- **Set problem 1**
In the blog post about the global carry trade, by how much did the Icelandic krona fall last week, and over how many days?
- **Set problem 2**
Count the lines of the records that contain the string "enable", treating uppercase and lowercase as different, and give only the number.

* BEGIN Page extract *

Tuesday, February 28, 2006

The global carry trade

It's good to see that global financial markets can still get volatile occasionally. Last week the Icelandic krona fell 9% in two days for no real reason: the plunge was precipitated by a ratings downgrade from Fitch. Of course, people sold the krona not because they feared an Icelandic default but because, well, everybody else was selling the krona. And if everybody's selling, then the carry-trade salad days are coming to an end.

Brad Setser has some very good analysis on all this. Of course, being Brad Setser, he feels compelled to mention that Iceland was running a large current-acccount deficit. But Iceland's current-account deficit, as Brad knows full well, was no more the cause of the krona's fall than the Fitch downgrade was. The point is that currencies which benefit from the carry trade are always going to be in a precarious position, because there's no hotter money than the money which is sitting in overnight bank accounts run by traders with hair-trigger reflexes.

Here's how it works: hedge funds, and prop desks, borrow money at something less than 5%, and then buy the Icelandic krona, which yields something more than 10% thanks to the central bank desperately trying to cool down an overheating economy. It's a great trade, unless and until there's a sudden fall in the krona, which can – and did – wipe out a year's worth of carry in a day and a half.

Where does this leave Brazil? I still think the Brazilian carry trade is a no-brainer. It doesn't even really matter where you're borrowing: it can be in yen at 0%, or in Swiss francs at 1%, or in euros at 2.25%, or in dollars at 4.5%. The only number worth concentrating on is where you're investing: in Brazilian reais at 17%. No credit rating agency is going to downgrade Brazil any time soon, I can assure you. And Brazil doesn't have a current-account deficit, so there's no "natural" downward pressure on the currency. Yes, there's an election this year, which can cause volatility, but the worst-case scenario, as far as the markets are concerned, is the status quo of a continuation Lula government.

* END Page extract *
* BEGIN Available data *

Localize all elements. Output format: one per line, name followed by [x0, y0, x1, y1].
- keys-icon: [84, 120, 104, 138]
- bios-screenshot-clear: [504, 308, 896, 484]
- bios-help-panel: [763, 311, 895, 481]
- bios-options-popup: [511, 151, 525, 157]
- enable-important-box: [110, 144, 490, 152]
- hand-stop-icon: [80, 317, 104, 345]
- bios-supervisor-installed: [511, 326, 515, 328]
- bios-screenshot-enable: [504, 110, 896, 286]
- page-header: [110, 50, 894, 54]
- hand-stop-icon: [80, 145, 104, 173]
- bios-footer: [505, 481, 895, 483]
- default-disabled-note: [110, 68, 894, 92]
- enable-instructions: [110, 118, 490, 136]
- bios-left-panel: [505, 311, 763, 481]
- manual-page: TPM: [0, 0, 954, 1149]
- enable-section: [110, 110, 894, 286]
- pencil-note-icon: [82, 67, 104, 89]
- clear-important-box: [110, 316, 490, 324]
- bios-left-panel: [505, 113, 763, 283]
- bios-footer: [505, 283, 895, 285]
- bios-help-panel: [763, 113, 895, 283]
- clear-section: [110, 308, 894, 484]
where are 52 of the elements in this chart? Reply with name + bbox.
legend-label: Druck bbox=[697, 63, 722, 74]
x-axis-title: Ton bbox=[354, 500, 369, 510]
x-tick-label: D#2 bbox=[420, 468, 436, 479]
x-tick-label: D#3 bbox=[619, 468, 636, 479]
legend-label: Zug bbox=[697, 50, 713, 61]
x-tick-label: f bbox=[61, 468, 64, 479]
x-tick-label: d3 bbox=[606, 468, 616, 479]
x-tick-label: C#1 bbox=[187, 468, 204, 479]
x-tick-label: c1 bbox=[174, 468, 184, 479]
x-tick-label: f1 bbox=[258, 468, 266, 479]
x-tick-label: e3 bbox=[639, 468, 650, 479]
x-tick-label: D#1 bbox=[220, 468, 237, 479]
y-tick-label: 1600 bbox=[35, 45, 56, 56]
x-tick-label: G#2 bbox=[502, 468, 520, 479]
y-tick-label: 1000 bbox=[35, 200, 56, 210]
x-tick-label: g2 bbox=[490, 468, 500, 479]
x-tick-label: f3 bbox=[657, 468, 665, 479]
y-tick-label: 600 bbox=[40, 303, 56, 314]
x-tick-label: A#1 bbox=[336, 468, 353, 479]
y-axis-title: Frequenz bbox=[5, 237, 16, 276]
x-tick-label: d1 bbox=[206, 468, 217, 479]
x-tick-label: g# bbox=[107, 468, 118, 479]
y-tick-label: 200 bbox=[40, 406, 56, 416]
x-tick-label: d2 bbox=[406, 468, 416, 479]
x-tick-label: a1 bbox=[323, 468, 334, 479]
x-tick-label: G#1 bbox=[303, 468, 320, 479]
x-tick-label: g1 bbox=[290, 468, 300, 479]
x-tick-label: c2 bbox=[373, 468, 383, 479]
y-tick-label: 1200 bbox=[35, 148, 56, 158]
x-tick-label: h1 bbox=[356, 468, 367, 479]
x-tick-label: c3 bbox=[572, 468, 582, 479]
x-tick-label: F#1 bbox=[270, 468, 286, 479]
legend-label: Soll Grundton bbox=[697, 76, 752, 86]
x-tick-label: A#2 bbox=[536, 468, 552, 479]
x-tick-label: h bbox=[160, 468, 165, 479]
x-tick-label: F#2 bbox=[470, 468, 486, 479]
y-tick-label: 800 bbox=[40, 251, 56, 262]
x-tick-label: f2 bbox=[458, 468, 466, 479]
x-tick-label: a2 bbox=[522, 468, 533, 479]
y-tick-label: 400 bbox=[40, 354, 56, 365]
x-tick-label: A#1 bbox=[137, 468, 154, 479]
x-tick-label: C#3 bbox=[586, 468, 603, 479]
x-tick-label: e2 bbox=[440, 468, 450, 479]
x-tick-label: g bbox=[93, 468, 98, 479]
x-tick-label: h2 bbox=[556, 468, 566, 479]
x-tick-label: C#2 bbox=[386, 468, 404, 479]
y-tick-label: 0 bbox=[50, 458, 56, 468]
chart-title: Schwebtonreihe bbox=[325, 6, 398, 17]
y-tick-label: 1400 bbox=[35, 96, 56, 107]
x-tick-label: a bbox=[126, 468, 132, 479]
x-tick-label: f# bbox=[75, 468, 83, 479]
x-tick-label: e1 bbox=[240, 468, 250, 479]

* END Available data *

- **Written answer 1**
It fell 9% in two days.

- **Written answer 2**
4